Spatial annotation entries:
##############################

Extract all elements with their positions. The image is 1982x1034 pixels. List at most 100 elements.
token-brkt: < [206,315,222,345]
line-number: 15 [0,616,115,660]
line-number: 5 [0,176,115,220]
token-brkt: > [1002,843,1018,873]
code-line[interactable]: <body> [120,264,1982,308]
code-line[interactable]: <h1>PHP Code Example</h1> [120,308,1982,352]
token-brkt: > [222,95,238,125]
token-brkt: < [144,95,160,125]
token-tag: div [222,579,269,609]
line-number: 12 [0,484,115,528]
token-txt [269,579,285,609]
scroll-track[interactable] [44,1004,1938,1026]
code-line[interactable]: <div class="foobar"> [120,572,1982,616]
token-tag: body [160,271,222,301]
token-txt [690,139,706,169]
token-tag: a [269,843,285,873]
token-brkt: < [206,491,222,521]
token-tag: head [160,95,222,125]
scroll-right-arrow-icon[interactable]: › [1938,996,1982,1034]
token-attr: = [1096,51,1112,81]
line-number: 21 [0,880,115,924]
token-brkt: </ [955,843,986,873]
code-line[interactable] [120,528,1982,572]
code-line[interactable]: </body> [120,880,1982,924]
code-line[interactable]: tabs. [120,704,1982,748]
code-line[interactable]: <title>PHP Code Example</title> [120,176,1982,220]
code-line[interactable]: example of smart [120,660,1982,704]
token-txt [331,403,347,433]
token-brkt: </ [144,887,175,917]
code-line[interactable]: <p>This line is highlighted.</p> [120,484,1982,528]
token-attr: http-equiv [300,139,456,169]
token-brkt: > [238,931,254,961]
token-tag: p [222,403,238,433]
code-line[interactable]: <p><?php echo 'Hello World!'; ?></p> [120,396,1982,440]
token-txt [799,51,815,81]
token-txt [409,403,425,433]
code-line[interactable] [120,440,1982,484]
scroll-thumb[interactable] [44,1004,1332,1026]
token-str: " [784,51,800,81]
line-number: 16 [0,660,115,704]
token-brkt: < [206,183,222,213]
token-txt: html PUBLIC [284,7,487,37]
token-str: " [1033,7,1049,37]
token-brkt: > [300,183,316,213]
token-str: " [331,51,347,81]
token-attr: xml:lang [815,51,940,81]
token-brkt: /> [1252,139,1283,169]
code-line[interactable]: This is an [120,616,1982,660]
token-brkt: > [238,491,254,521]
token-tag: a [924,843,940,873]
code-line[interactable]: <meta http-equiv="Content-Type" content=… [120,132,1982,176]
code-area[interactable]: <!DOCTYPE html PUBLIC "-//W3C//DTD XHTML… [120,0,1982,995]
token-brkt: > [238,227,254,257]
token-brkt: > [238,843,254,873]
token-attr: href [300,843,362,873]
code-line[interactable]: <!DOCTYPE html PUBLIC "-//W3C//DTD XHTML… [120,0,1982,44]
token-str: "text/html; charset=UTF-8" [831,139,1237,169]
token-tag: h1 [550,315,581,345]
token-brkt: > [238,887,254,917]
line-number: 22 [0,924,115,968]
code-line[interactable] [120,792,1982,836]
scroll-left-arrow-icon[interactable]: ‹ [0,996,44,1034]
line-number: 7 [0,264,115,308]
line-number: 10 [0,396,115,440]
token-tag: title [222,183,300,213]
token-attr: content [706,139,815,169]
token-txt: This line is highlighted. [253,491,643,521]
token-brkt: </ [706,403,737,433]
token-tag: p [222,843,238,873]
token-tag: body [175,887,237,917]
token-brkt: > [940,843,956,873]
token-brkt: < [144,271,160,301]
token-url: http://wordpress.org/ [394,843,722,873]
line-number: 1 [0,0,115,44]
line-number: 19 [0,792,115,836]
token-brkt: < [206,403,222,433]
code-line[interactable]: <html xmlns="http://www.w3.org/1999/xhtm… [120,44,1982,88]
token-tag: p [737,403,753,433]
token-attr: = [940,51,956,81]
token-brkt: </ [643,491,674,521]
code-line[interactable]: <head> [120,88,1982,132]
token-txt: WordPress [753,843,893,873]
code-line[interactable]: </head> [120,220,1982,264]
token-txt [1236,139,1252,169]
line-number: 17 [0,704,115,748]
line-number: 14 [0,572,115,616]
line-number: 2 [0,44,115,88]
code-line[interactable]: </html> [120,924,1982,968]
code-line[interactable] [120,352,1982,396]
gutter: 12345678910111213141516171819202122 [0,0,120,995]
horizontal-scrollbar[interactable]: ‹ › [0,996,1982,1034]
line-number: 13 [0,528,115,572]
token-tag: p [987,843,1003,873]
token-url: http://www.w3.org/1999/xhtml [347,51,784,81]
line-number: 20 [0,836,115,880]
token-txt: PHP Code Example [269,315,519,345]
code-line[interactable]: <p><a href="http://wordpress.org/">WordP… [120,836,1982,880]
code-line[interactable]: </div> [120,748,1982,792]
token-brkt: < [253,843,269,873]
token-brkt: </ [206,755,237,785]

##############################

Objective >>
Rewrite the records from the beginning through the line containing "scroll-track[interactable] [44,1004,1938,1026]", replacing "token-brkt" with "token-bracket" and keeping everything else the same.

Correct response >>
Extract all elements with their positions. The image is 1982x1034 pixels. List at most 100 elements.
token-bracket: < [206,315,222,345]
line-number: 15 [0,616,115,660]
line-number: 5 [0,176,115,220]
token-bracket: > [1002,843,1018,873]
code-line[interactable]: <body> [120,264,1982,308]
code-line[interactable]: <h1>PHP Code Example</h1> [120,308,1982,352]
token-bracket: > [222,95,238,125]
token-bracket: < [144,95,160,125]
token-tag: div [222,579,269,609]
line-number: 12 [0,484,115,528]
token-txt [269,579,285,609]
scroll-track[interactable] [44,1004,1938,1026]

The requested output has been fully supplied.